- _WHAT IS NEEDED_: Pick out every line that holds the string "woede" and copy it.

A run of records:

####

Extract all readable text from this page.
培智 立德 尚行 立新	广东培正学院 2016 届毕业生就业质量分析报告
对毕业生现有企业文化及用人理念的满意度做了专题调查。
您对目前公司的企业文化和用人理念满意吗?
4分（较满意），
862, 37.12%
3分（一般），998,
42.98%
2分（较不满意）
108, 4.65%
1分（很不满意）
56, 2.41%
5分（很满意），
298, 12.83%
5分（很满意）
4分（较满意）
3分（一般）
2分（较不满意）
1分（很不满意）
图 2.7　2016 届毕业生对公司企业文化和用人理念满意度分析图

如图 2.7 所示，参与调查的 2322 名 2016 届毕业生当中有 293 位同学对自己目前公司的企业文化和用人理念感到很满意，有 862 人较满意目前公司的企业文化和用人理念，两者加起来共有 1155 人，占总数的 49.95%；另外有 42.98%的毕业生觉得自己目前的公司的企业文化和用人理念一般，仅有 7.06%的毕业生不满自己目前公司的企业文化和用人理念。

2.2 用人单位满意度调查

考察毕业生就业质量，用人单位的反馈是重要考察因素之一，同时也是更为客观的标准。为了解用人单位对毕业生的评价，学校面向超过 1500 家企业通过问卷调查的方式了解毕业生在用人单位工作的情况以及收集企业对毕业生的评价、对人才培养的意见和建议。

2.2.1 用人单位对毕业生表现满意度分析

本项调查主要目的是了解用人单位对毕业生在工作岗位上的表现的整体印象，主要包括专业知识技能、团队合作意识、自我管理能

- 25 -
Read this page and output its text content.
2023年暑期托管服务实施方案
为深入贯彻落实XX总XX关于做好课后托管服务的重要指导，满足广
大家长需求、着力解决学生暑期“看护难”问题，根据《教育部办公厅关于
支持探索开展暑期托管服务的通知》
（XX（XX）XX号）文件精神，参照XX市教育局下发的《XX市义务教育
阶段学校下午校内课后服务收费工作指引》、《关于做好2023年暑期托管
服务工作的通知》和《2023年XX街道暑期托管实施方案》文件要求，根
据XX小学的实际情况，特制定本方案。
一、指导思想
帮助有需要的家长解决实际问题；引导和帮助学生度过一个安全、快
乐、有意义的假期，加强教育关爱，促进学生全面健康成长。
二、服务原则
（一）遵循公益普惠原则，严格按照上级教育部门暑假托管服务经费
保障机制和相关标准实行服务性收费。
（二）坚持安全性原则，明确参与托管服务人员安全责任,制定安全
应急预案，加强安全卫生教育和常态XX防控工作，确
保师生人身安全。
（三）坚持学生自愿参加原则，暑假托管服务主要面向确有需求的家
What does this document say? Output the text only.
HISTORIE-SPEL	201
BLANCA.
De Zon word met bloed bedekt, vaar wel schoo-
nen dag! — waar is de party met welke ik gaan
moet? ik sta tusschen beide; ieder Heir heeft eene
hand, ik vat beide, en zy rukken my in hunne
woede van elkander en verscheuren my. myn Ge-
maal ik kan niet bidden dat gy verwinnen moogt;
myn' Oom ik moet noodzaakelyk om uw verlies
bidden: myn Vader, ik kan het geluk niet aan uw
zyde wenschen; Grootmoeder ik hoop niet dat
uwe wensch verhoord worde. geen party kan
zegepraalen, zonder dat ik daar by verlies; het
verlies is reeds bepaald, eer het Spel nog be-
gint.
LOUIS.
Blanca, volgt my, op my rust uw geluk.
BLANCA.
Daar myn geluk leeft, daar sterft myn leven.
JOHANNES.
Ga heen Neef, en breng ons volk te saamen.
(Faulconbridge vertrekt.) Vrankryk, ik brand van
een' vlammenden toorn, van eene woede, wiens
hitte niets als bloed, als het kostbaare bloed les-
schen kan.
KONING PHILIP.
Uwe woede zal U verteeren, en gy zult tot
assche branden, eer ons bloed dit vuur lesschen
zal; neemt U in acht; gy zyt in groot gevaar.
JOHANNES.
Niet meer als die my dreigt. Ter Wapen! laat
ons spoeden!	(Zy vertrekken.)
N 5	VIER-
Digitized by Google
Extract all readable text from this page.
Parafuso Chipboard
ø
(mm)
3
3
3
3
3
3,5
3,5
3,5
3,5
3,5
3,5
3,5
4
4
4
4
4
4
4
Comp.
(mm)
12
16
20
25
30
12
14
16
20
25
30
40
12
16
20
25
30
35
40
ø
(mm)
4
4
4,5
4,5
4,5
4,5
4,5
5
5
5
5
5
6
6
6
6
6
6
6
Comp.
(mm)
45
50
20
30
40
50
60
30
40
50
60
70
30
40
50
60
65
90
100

####

- _THE COMPLETED TASK_:
woede van elkander en verscheuren my. myn Ge-
een' vlammenden toorn, van eene woede, wiens
Uwe woede zal U verteeren, en gy zult tot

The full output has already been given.